* _Exercise brief_
Among the lines below, list those containing the string "watermark".

— start of Dataset content —

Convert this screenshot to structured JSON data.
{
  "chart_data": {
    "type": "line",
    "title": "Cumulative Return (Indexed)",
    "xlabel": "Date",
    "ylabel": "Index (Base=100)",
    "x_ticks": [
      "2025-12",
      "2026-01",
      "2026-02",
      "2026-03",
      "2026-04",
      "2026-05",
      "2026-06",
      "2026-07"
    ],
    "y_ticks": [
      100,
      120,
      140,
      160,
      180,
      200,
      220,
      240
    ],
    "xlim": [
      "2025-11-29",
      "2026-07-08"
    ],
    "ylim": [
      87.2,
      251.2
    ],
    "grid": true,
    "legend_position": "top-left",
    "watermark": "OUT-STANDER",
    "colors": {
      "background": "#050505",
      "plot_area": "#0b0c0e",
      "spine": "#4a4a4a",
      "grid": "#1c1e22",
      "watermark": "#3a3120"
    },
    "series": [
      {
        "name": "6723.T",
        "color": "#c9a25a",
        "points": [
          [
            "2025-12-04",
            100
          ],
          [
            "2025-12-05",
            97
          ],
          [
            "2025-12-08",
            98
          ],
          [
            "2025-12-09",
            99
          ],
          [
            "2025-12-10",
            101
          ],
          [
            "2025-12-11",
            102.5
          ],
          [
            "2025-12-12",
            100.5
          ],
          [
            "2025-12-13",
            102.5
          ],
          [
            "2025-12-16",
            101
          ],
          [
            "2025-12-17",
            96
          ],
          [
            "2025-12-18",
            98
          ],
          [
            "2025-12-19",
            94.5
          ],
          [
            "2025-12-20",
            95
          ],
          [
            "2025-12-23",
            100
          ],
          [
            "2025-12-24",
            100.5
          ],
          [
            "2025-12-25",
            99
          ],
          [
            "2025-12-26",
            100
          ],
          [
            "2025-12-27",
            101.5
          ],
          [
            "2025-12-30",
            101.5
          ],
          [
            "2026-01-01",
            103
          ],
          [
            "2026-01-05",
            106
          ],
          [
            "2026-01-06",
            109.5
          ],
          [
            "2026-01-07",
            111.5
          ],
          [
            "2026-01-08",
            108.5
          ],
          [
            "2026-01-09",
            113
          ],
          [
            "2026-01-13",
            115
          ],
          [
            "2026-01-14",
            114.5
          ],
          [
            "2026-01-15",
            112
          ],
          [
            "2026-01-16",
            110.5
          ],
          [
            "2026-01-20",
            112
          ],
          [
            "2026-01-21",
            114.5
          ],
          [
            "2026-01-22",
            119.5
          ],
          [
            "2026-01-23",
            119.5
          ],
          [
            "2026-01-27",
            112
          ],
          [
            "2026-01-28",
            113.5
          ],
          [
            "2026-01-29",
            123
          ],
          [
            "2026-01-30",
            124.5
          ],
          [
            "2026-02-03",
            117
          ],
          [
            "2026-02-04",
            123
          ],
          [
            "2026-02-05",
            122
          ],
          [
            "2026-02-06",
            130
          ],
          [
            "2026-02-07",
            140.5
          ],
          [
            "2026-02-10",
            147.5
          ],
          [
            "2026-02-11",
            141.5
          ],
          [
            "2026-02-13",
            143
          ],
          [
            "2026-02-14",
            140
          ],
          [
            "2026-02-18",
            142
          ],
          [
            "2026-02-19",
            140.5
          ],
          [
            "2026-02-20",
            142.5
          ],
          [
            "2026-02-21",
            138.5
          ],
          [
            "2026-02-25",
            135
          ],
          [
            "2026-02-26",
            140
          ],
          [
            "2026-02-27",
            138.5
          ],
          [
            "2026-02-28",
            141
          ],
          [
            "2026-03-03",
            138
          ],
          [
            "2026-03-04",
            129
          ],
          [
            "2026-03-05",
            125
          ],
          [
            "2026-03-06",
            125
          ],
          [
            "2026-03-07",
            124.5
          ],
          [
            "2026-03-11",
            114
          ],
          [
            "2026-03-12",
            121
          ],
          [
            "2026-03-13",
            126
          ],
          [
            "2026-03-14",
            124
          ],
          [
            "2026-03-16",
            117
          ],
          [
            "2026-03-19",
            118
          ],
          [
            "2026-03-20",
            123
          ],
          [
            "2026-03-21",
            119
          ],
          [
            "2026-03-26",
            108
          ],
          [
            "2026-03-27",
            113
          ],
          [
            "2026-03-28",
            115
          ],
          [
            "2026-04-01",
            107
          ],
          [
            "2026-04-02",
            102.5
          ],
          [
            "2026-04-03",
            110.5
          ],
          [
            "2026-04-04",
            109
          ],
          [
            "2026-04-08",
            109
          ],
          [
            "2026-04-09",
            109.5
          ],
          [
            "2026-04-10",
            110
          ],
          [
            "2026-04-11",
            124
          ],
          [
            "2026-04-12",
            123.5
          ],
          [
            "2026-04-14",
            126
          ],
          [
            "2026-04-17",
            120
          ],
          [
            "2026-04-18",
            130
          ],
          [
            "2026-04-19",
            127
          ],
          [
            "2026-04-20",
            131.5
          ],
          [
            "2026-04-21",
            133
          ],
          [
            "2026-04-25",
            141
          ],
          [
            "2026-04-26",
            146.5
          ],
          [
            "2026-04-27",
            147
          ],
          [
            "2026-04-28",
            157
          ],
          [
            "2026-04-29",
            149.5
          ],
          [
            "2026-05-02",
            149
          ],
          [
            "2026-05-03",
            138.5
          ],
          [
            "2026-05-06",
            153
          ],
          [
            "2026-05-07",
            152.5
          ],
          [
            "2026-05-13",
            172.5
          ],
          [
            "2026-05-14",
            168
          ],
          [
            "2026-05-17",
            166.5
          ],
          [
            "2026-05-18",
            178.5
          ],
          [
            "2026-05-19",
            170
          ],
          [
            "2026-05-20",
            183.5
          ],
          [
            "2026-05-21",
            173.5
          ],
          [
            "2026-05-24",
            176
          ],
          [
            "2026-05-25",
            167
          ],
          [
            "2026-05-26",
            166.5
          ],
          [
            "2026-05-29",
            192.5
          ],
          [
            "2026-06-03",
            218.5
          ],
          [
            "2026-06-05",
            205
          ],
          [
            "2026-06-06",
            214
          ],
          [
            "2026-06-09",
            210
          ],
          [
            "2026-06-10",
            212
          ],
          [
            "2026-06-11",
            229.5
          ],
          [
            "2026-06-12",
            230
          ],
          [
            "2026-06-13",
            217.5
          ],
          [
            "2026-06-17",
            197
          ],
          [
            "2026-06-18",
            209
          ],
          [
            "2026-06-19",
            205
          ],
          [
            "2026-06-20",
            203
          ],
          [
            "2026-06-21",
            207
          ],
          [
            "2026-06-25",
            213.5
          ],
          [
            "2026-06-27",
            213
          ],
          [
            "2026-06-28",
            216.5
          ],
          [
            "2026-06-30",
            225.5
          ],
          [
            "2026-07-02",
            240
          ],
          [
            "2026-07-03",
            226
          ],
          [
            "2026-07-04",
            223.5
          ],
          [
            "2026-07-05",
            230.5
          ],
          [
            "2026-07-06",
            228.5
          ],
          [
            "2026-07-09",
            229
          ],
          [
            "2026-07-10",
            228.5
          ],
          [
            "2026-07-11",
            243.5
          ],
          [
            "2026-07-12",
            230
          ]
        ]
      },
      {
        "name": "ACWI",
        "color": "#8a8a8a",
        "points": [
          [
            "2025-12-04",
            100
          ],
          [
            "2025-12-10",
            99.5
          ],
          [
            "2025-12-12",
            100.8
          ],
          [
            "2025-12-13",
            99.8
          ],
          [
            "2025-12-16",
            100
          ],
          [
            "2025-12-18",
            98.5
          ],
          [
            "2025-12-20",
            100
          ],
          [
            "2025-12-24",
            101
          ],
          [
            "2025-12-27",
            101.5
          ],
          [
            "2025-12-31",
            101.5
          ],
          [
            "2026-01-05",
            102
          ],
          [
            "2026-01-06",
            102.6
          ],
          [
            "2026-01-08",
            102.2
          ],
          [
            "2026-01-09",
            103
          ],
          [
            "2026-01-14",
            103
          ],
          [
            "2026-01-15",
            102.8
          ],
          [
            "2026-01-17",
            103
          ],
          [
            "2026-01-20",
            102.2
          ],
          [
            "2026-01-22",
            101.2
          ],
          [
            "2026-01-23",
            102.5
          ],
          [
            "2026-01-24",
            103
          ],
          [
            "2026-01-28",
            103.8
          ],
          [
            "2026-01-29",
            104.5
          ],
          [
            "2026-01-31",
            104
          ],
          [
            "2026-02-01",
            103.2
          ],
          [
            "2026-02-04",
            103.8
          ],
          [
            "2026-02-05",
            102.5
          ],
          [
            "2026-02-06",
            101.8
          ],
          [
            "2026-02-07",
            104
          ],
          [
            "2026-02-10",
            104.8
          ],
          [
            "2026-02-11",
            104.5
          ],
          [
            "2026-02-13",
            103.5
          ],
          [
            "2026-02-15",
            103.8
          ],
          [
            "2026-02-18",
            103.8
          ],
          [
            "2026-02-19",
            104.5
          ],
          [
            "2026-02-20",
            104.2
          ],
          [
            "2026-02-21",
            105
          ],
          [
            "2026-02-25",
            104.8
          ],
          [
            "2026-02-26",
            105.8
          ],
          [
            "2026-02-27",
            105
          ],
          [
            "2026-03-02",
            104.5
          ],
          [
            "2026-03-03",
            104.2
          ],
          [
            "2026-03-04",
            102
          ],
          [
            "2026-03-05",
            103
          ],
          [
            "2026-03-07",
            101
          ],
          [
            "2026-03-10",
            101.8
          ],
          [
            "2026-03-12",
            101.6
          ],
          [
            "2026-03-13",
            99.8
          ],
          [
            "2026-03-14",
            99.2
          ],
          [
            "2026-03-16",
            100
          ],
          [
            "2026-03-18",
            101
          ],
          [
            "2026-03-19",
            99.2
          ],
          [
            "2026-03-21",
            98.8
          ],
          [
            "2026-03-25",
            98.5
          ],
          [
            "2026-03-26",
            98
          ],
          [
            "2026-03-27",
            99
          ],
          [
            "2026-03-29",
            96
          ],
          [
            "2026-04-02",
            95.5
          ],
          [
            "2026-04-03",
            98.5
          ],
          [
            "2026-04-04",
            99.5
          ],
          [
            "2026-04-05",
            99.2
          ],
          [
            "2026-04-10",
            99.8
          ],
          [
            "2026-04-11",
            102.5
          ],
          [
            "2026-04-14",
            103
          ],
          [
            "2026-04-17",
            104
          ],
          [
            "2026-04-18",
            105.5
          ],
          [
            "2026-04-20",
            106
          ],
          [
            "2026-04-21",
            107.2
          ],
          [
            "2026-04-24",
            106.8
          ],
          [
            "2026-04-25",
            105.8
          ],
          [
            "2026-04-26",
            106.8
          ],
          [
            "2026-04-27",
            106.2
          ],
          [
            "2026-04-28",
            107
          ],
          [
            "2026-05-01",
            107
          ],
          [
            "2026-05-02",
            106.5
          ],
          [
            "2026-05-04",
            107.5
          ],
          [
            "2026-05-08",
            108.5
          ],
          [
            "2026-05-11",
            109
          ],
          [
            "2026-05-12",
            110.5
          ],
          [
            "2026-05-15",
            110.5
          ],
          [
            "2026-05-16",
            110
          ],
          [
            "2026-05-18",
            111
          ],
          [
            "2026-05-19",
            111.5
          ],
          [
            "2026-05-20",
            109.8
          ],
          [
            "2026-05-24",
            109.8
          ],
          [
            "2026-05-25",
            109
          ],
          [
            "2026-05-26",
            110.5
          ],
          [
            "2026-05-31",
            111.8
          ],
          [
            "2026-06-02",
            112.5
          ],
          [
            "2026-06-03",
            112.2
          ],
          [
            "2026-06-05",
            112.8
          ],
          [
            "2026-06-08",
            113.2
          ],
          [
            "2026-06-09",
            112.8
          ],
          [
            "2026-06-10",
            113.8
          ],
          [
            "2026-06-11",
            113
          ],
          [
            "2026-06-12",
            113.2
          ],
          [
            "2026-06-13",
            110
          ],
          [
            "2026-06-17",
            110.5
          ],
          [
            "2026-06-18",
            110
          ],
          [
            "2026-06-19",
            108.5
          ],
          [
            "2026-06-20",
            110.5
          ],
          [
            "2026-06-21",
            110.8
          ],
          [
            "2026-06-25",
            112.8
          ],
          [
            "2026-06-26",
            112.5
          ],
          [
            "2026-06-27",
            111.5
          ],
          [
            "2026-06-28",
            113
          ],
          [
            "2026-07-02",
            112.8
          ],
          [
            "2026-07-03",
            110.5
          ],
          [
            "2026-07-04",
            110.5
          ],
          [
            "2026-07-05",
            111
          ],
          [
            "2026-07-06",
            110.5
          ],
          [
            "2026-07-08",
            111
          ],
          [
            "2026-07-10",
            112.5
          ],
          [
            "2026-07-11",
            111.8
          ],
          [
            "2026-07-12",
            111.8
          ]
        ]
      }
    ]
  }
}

— end of Dataset content —

* _Task result_
    "watermark": "OUT-STANDER",
      "watermark": "#3a3120"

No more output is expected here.